▶ _What the exercise asks_
Return the entries verbatim and drop every picture.

▶ _Input rows_
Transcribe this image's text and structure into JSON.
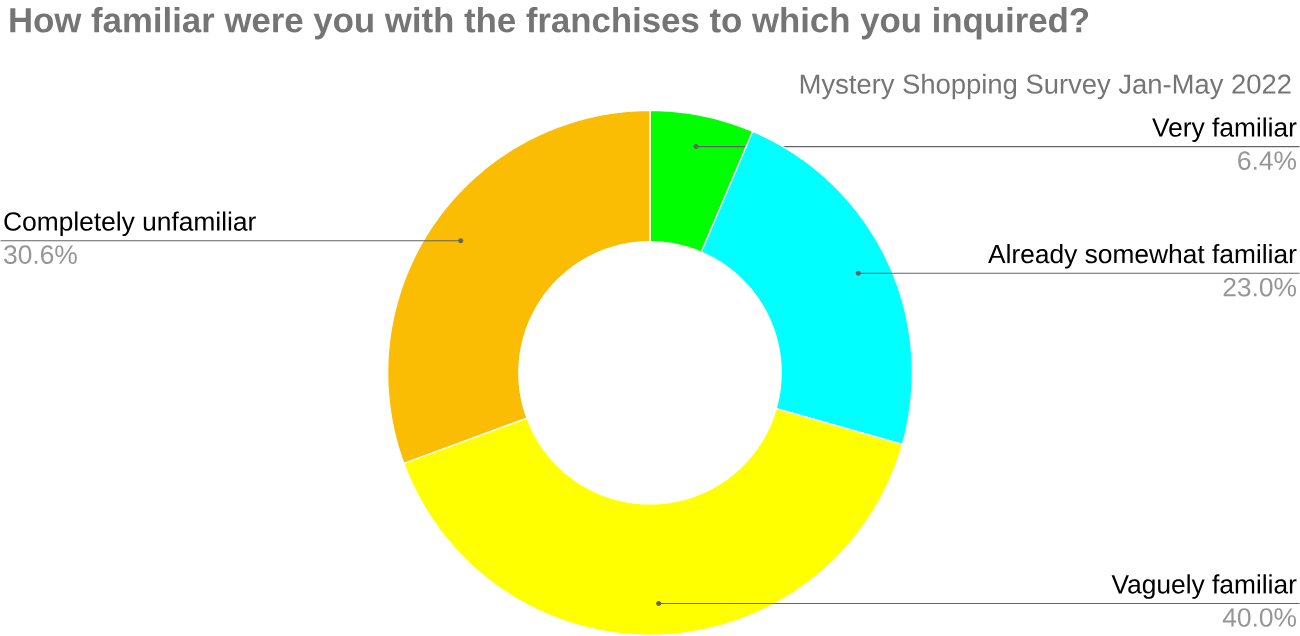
{
  "chart_data": {
    "type": "donut",
    "title": "How familiar were you with the franchises to which you inquired?",
    "subtitle": "Mystery Shopping Survey Jan-May 2022",
    "categories": [
      "Very familiar",
      "Already somewhat familiar",
      "Vaguely familiar",
      "Completely unfamiliar"
    ],
    "values": [
      6.4,
      23.0,
      40.0,
      30.6
    ],
    "value_labels": [
      "6.4%",
      "23.0%",
      "40.0%",
      "30.6%"
    ],
    "colors": [
      "#00ff00",
      "#00ffff",
      "#ffff00",
      "#fbbc04"
    ]
  }
}
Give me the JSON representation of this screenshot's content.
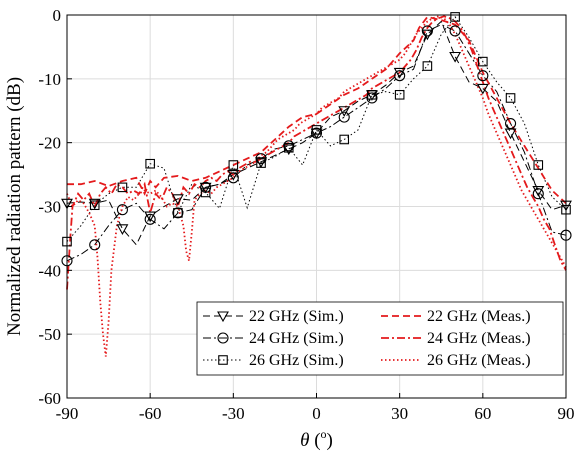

▶ _The answer_
Transcribe this image's text and structure into JSON.
{
  "chart_data": {
    "type": "donut",
    "title": "How familiar were you with the franchises to which you inquired?",
    "subtitle": "Mystery Shopping Survey Jan-May 2022",
    "categories": [
      "Very familiar",
      "Already somewhat familiar",
      "Vaguely familiar",
      "Completely unfamiliar"
    ],
    "values": [
      6.4,
      23.0,
      40.0,
      30.6
    ],
    "value_labels": [
      "6.4%",
      "23.0%",
      "40.0%",
      "30.6%"
    ],
    "colors": [
      "#00ff00",
      "#00ffff",
      "#ffff00",
      "#fbbc04"
    ]
  }
}
Give me the JSON representation of this screenshot's content.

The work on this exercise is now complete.